SOURCE EXCERPT:
What Should I Do About My Purpose & Mission?

Mike Schorah
  • Wholesaler
Posted

With the interest rates going up, we're basically starting to move into another bust cycle. And so we're coming out of a boom period where a lot of money has been printed, lent into the economy. Plus we had the lockdowns. You had the government interfering in the labor market by paying people more to stay at home and stay on unemployment. So you've got people who make $8-$10 an hour and the government is like "Hey, we'll give you $500-$600 a week for unemployment." And they're like "Well, I'll get paid more to do nothing. I think I'm just going to stay unemployed." So companies, restaurants especially, they wanted to open back up once the lockdowns started lifting, had a hard time finding people because people were being paid more to stay at home than work. So you get an artificial inflation in the labor market. So companies that want to hire people are having to pay more than they normally would. So if your labor costs go up, every business that had to pay more for labor... Guess what? They're going to have to pass that onto their customers.

On top of that, we've got all the policies of Dementia Joe. The first thing he did in office was shutting down the Keystone Pipeline. He started gumming up the works with when it came to leases and drilling for oil on government lands and just basically made it restricted to supply and the ability of the gas and the oil companies to extract the stuff out of the ground that... That's what they do. They want to restrict and get the countries in the West away from oil so they can force everybody to move into electric or renewables, wind, solar, things of that nature. And so you've got the cost of oil and gas doubling basically in the past year or so. And so everything runs on oil and gas... our economy, our energy... everything runs on that. So everything you buy is shipped or flown around by oil or gas. Jet fuels, kerosene are all made from petroleum products.

So you've got the government interfering in the labor market with the lockdowns. You've got all the money that they printed and when you look at where the money went, a lot of it goes overseas. It didn't stay in our economy. It left and went overseas.

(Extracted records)

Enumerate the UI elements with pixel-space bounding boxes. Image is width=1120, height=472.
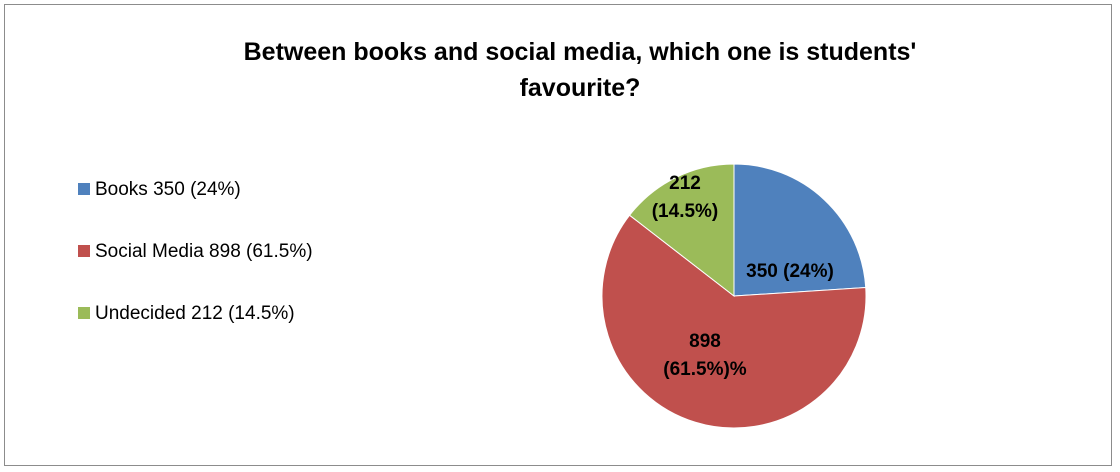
- chart-title: Between books and social media, which on…: [150, 34, 1010, 106]
- chart-title-line-1: Between books and social media, which on…: [243, 38, 917, 66]
- legend-swatch-social-media: [78, 245, 90, 257]
- legend-swatch-undecided: [78, 307, 90, 319]
- pie-slice-books: [733, 163, 867, 297]
- data-label-social-media-line: (61.5%)%: [663, 359, 747, 380]
- legend-label-undecided: Undecided 212 (14.5%): [95, 303, 295, 324]
- legend-item-undecided: Undecided 212 (14.5%): [78, 302, 313, 326]
- chart-area: [4, 4, 1112, 466]
- legend-item-books: Books 350 (24%): [78, 178, 313, 202]
- data-label-undecided: 212 (14.5%): [652, 173, 719, 222]
- pie-slices: [601, 163, 867, 429]
- chart-title-line-2: favourite?: [519, 74, 641, 102]
- legend-label-social-media: Social Media 898 (61.5%): [95, 241, 313, 262]
- pie-slice-undecided: [628, 163, 735, 298]
- data-label-undecided-line: 212: [669, 173, 701, 194]
- legend-swatch-books: [78, 183, 90, 195]
- data-label-social-media-line: 898: [689, 331, 721, 352]
- pie-slice-social-media: [601, 214, 867, 429]
- legend-label-books: Books 350 (24%): [95, 179, 241, 200]
- data-label-books-line: 350 (24%): [746, 261, 834, 282]
- data-label-books: 350 (24%): [746, 261, 834, 282]
- legend: Books 350 (24%) Social Media 898 (61.5%)…: [78, 178, 313, 364]
- data-label-social-media: 898 (61.5%)%: [663, 331, 747, 380]
- pie-data-labels: 350 (24%) 898 (61.5%)% 212 (14.5%): [652, 173, 834, 380]
- data-label-undecided-line: (14.5%): [652, 201, 719, 222]
- legend-item-social-media: Social Media 898 (61.5%): [78, 240, 313, 264]
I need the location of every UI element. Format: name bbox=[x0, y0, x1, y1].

TASK INSTRUCTIONS: Repeat, word for word, the stretch of the post on rising interest rates from "On top of that, we've" through "from petroleum products.".

RESPONSE TO THE TASK:
On top of that, we've got all the policies of Dementia Joe. The first thing he did in office was shutting down the Keystone Pipeline. He started gumming up the works with when it came to leases and drilling for oil on government lands and just basically made it restricted to supply and the ability of the gas and the oil companies to extract the stuff out of the ground that... That's what they do. They want to restrict and get the countries in the West away from oil so they can force everybody to move into electric or renewables, wind, solar, things of that nature. And so you've got the cost of oil and gas doubling basically in the past year or so. And so everything runs on oil and gas... our economy, our energy... everything runs on that. So everything you buy is shipped or flown around by oil or gas. Jet fuels, kerosene are all made from petroleum products.